### Written exercise
Without the pictures, copy the entries below word for word.

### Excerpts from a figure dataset

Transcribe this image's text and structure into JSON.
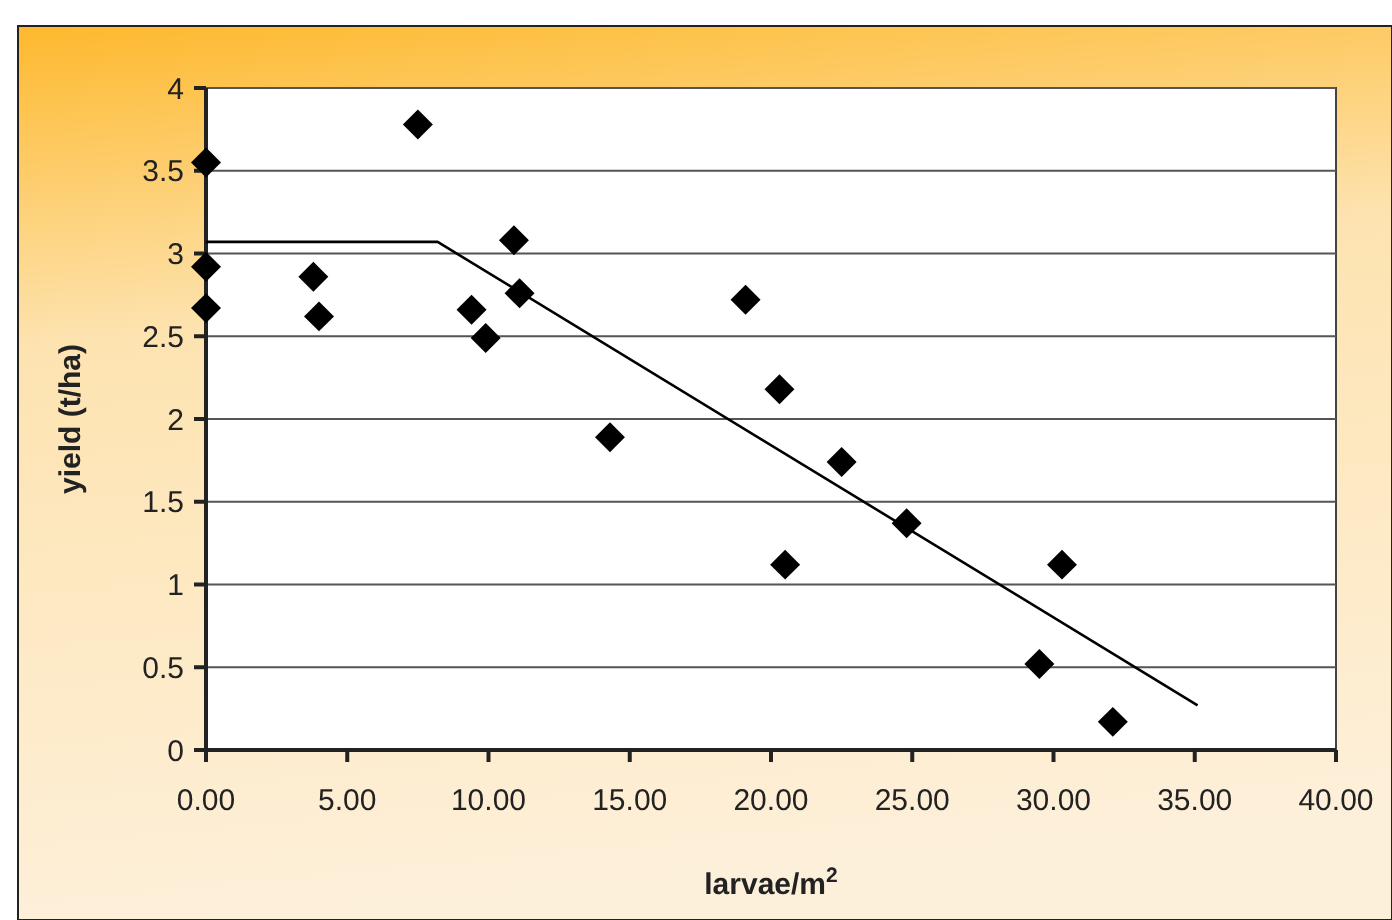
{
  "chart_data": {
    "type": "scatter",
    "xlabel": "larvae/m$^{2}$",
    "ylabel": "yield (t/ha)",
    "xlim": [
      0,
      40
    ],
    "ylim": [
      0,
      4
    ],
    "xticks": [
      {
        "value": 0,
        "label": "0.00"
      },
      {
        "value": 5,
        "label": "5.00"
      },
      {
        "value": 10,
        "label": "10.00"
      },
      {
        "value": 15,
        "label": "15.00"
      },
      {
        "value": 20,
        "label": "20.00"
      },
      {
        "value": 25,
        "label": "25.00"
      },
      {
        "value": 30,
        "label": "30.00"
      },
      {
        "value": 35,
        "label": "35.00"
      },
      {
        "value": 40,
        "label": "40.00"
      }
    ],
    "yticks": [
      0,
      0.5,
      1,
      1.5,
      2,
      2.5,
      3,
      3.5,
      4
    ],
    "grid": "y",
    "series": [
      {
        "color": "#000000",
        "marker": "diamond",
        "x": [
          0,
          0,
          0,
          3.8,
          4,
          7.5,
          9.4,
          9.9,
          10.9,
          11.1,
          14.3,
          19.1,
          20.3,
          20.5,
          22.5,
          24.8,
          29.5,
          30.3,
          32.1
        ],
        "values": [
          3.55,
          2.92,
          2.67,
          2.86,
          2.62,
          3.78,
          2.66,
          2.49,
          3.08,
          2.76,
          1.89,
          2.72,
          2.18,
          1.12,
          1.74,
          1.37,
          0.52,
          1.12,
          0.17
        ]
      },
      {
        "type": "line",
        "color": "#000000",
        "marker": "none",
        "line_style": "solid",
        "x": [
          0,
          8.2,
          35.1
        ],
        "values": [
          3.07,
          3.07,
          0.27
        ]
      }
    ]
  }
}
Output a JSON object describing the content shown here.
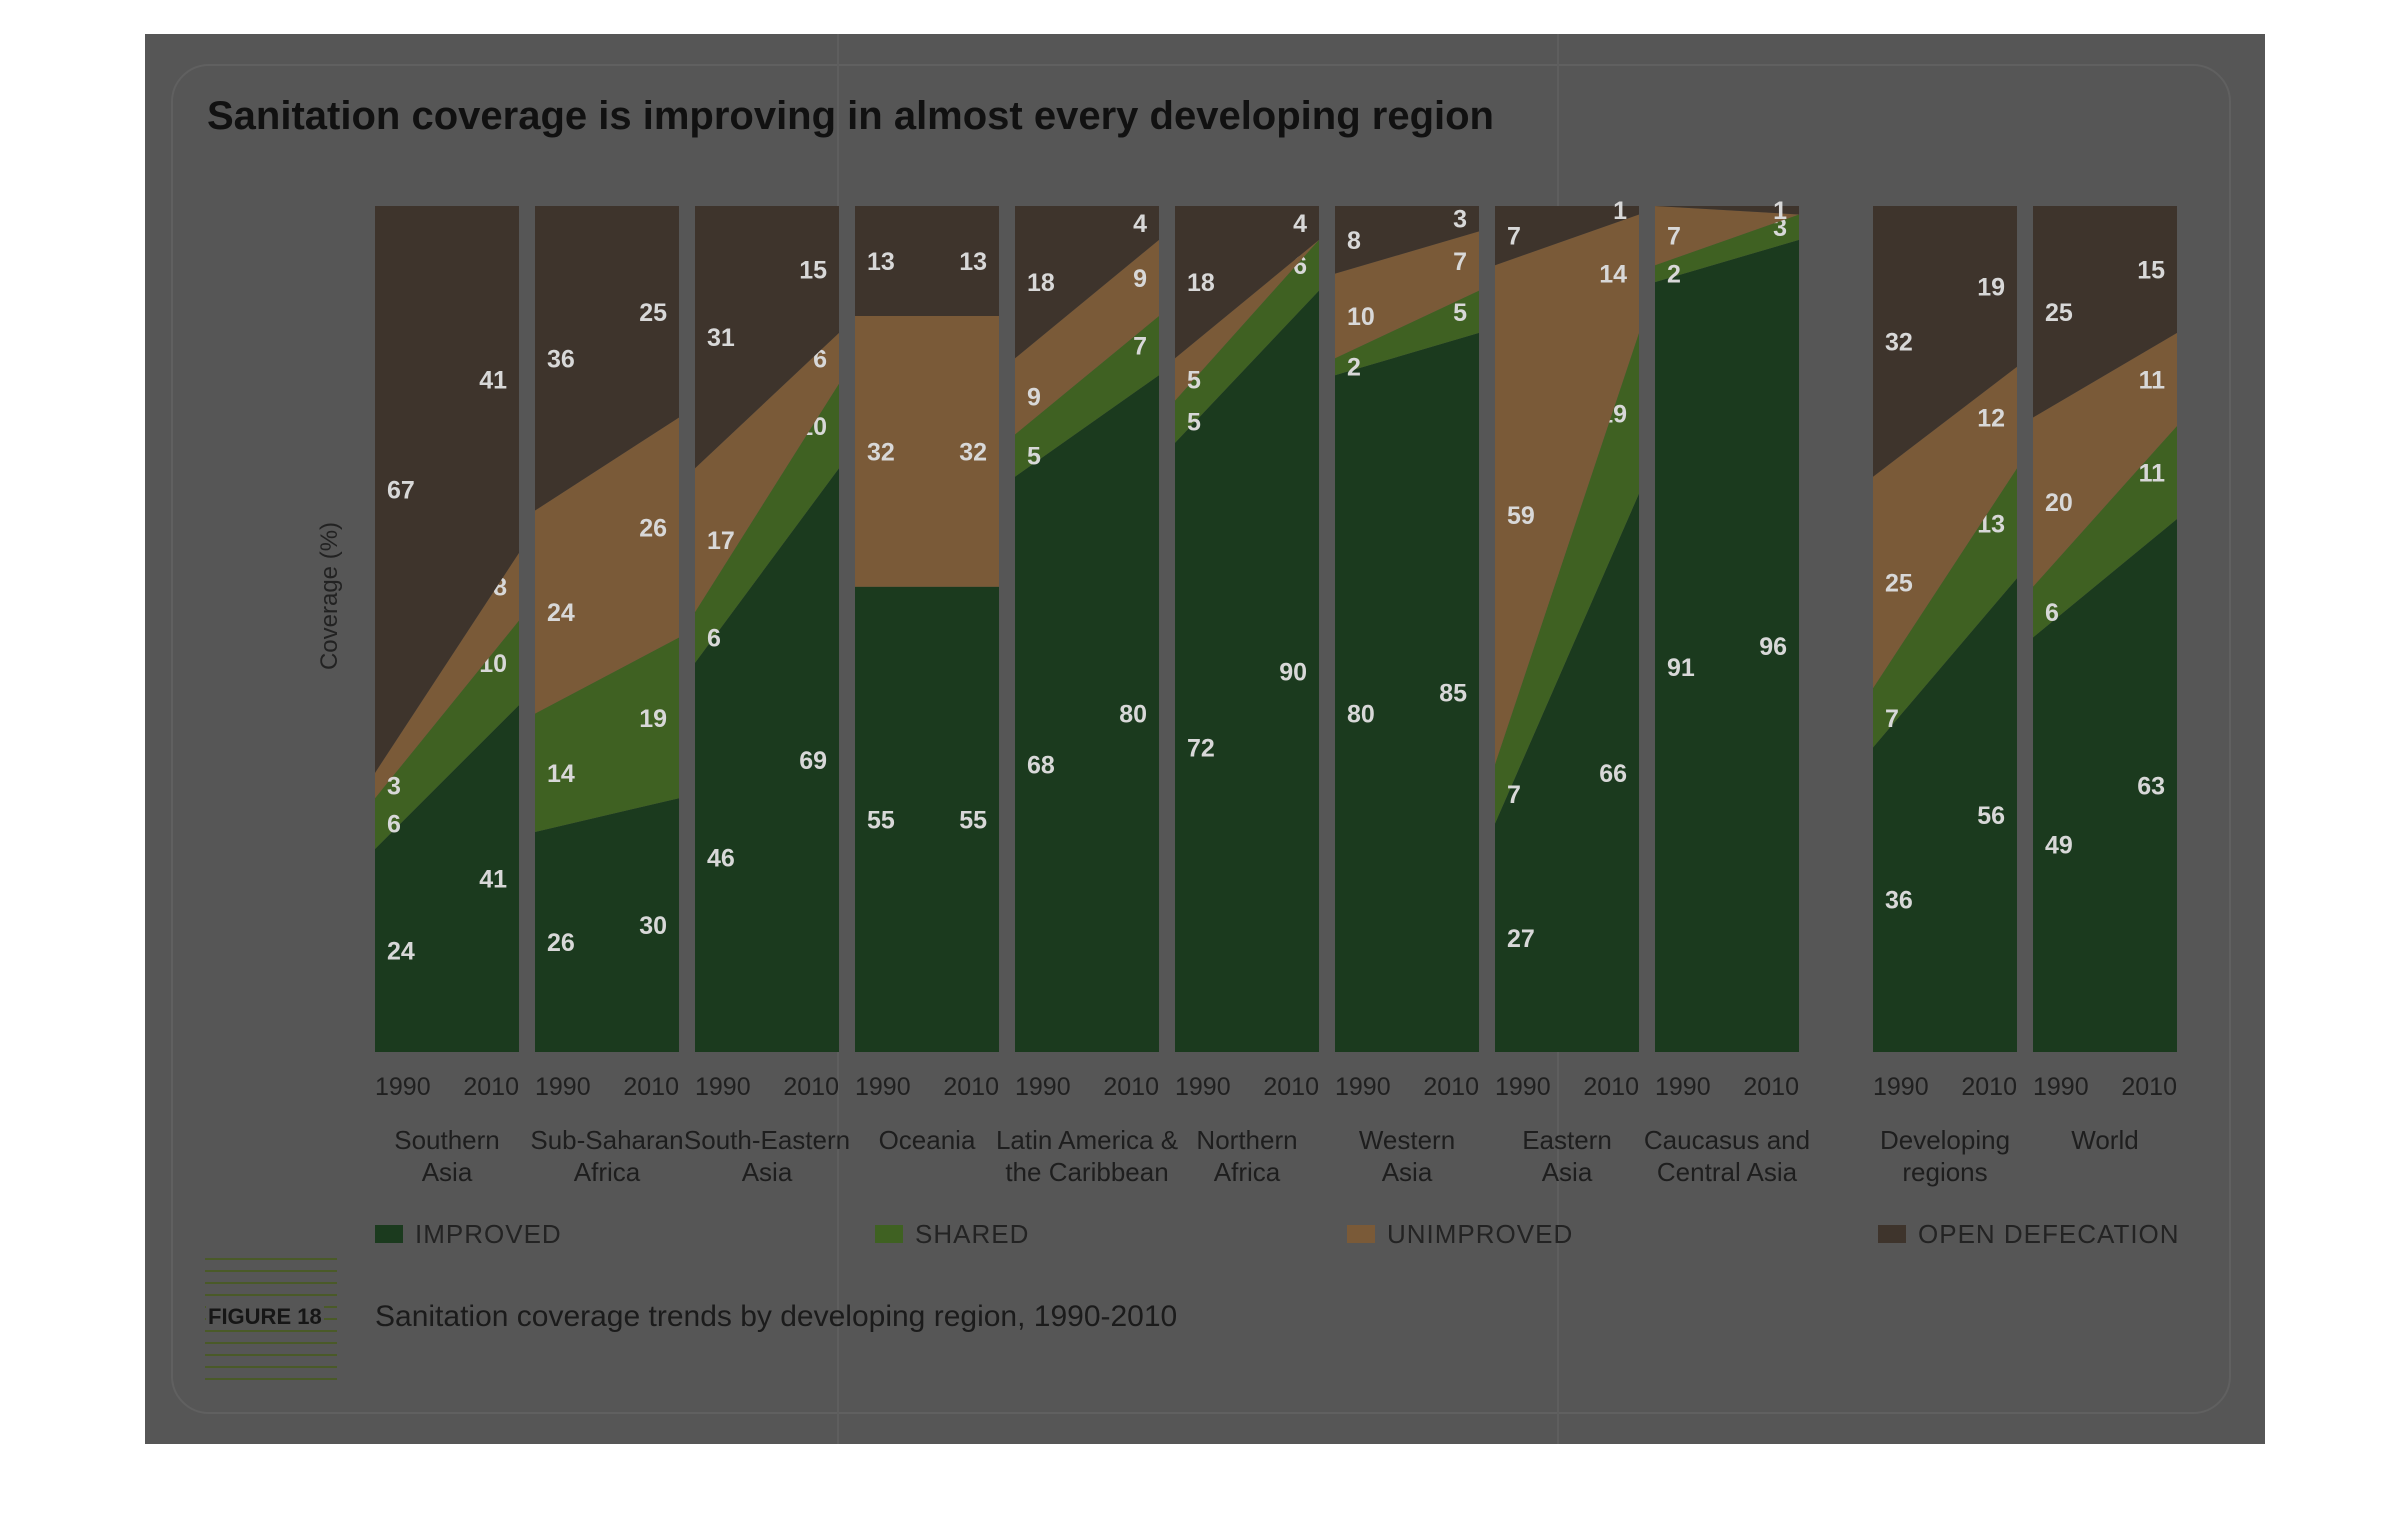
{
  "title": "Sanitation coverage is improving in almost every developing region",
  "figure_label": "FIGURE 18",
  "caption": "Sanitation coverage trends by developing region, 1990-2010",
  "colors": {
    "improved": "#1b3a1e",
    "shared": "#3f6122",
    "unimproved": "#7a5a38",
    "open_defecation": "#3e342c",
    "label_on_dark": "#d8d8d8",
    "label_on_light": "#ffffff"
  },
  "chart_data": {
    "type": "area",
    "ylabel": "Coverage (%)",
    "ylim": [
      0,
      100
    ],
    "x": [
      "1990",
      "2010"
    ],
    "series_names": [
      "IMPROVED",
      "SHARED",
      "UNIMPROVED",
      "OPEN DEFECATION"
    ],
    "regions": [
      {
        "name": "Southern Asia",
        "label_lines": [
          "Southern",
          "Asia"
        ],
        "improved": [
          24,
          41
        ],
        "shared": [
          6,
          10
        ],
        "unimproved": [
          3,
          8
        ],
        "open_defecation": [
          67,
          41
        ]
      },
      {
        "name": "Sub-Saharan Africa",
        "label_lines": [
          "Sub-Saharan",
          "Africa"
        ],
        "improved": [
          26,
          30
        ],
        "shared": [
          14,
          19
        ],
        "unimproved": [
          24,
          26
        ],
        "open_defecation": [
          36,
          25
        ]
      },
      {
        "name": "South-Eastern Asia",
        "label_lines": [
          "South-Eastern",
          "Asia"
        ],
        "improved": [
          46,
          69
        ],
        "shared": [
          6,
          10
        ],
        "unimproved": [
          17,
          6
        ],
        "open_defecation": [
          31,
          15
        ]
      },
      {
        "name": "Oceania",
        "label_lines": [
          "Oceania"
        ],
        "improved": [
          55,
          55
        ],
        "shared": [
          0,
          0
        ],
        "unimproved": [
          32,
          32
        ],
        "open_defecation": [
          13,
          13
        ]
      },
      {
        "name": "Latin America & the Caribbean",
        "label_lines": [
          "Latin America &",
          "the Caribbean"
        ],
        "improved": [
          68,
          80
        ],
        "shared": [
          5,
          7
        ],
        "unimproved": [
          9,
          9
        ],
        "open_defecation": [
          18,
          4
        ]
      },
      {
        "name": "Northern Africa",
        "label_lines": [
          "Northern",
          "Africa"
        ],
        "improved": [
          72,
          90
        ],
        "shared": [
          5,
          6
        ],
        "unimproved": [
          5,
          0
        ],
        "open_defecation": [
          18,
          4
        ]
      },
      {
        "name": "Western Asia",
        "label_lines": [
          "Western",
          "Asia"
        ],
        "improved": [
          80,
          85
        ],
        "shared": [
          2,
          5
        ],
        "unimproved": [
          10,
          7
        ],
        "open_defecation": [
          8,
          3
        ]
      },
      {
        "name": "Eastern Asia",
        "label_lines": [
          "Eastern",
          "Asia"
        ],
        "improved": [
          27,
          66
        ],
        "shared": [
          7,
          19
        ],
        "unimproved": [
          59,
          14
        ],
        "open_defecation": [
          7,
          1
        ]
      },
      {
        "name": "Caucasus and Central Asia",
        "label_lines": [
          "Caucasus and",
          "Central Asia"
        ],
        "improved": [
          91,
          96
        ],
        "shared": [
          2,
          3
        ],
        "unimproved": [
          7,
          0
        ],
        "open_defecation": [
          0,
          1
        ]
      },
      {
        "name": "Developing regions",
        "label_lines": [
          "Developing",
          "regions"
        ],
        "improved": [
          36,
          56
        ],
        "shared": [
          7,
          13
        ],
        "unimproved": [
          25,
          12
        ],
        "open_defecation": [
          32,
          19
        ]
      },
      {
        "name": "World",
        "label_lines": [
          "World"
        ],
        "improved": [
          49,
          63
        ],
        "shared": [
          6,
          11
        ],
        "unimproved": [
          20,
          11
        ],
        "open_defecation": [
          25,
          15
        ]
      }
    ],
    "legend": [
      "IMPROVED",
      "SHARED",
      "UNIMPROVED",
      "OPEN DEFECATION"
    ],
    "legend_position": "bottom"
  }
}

### The completed task
Transcribe this image's text and structure into JSON.
{
  "chart_data": {
    "type": "scatter",
    "xlabel": "larvae/m$^{2}$",
    "ylabel": "yield (t/ha)",
    "xlim": [
      0,
      40
    ],
    "ylim": [
      0,
      4
    ],
    "xticks": [
      {
        "value": 0,
        "label": "0.00"
      },
      {
        "value": 5,
        "label": "5.00"
      },
      {
        "value": 10,
        "label": "10.00"
      },
      {
        "value": 15,
        "label": "15.00"
      },
      {
        "value": 20,
        "label": "20.00"
      },
      {
        "value": 25,
        "label": "25.00"
      },
      {
        "value": 30,
        "label": "30.00"
      },
      {
        "value": 35,
        "label": "35.00"
      },
      {
        "value": 40,
        "label": "40.00"
      }
    ],
    "yticks": [
      0,
      0.5,
      1,
      1.5,
      2,
      2.5,
      3,
      3.5,
      4
    ],
    "grid": "y",
    "series": [
      {
        "color": "#000000",
        "marker": "diamond",
        "x": [
          0,
          0,
          0,
          3.8,
          4,
          7.5,
          9.4,
          9.9,
          10.9,
          11.1,
          14.3,
          19.1,
          20.3,
          20.5,
          22.5,
          24.8,
          29.5,
          30.3,
          32.1
        ],
        "values": [
          3.55,
          2.92,
          2.67,
          2.86,
          2.62,
          3.78,
          2.66,
          2.49,
          3.08,
          2.76,
          1.89,
          2.72,
          2.18,
          1.12,
          1.74,
          1.37,
          0.52,
          1.12,
          0.17
        ]
      },
      {
        "type": "line",
        "color": "#000000",
        "marker": "none",
        "line_style": "solid",
        "x": [
          0,
          8.2,
          35.1
        ],
        "values": [
          3.07,
          3.07,
          0.27
        ]
      }
    ]
  }
}
Output a JSON object describing the content shown here.
{
  "title": "Sanitation coverage is improving in almost every developing region",
  "figure_label": "FIGURE 18",
  "caption": "Sanitation coverage trends by developing region, 1990-2010",
  "colors": {
    "improved": "#1b3a1e",
    "shared": "#3f6122",
    "unimproved": "#7a5a38",
    "open_defecation": "#3e342c",
    "label_on_dark": "#d8d8d8",
    "label_on_light": "#ffffff"
  },
  "chart_data": {
    "type": "area",
    "ylabel": "Coverage (%)",
    "ylim": [
      0,
      100
    ],
    "x": [
      "1990",
      "2010"
    ],
    "series_names": [
      "IMPROVED",
      "SHARED",
      "UNIMPROVED",
      "OPEN DEFECATION"
    ],
    "regions": [
      {
        "name": "Southern Asia",
        "label_lines": [
          "Southern",
          "Asia"
        ],
        "improved": [
          24,
          41
        ],
        "shared": [
          6,
          10
        ],
        "unimproved": [
          3,
          8
        ],
        "open_defecation": [
          67,
          41
        ]
      },
      {
        "name": "Sub-Saharan Africa",
        "label_lines": [
          "Sub-Saharan",
          "Africa"
        ],
        "improved": [
          26,
          30
        ],
        "shared": [
          14,
          19
        ],
        "unimproved": [
          24,
          26
        ],
        "open_defecation": [
          36,
          25
        ]
      },
      {
        "name": "South-Eastern Asia",
        "label_lines": [
          "South-Eastern",
          "Asia"
        ],
        "improved": [
          46,
          69
        ],
        "shared": [
          6,
          10
        ],
        "unimproved": [
          17,
          6
        ],
        "open_defecation": [
          31,
          15
        ]
      },
      {
        "name": "Oceania",
        "label_lines": [
          "Oceania"
        ],
        "improved": [
          55,
          55
        ],
        "shared": [
          0,
          0
        ],
        "unimproved": [
          32,
          32
        ],
        "open_defecation": [
          13,
          13
        ]
      },
      {
        "name": "Latin America & the Caribbean",
        "label_lines": [
          "Latin America &",
          "the Caribbean"
        ],
        "improved": [
          68,
          80
        ],
        "shared": [
          5,
          7
        ],
        "unimproved": [
          9,
          9
        ],
        "open_defecation": [
          18,
          4
        ]
      },
      {
        "name": "Northern Africa",
        "label_lines": [
          "Northern",
          "Africa"
        ],
        "improved": [
          72,
          90
        ],
        "shared": [
          5,
          6
        ],
        "unimproved": [
          5,
          0
        ],
        "open_defecation": [
          18,
          4
        ]
      },
      {
        "name": "Western Asia",
        "label_lines": [
          "Western",
          "Asia"
        ],
        "improved": [
          80,
          85
        ],
        "shared": [
          2,
          5
        ],
        "unimproved": [
          10,
          7
        ],
        "open_defecation": [
          8,
          3
        ]
      },
      {
        "name": "Eastern Asia",
        "label_lines": [
          "Eastern",
          "Asia"
        ],
        "improved": [
          27,
          66
        ],
        "shared": [
          7,
          19
        ],
        "unimproved": [
          59,
          14
        ],
        "open_defecation": [
          7,
          1
        ]
      },
      {
        "name": "Caucasus and Central Asia",
        "label_lines": [
          "Caucasus and",
          "Central Asia"
        ],
        "improved": [
          91,
          96
        ],
        "shared": [
          2,
          3
        ],
        "unimproved": [
          7,
          0
        ],
        "open_defecation": [
          0,
          1
        ]
      },
      {
        "name": "Developing regions",
        "label_lines": [
          "Developing",
          "regions"
        ],
        "improved": [
          36,
          56
        ],
        "shared": [
          7,
          13
        ],
        "unimproved": [
          25,
          12
        ],
        "open_defecation": [
          32,
          19
        ]
      },
      {
        "name": "World",
        "label_lines": [
          "World"
        ],
        "improved": [
          49,
          63
        ],
        "shared": [
          6,
          11
        ],
        "unimproved": [
          20,
          11
        ],
        "open_defecation": [
          25,
          15
        ]
      }
    ],
    "legend": [
      "IMPROVED",
      "SHARED",
      "UNIMPROVED",
      "OPEN DEFECATION"
    ],
    "legend_position": "bottom"
  }
}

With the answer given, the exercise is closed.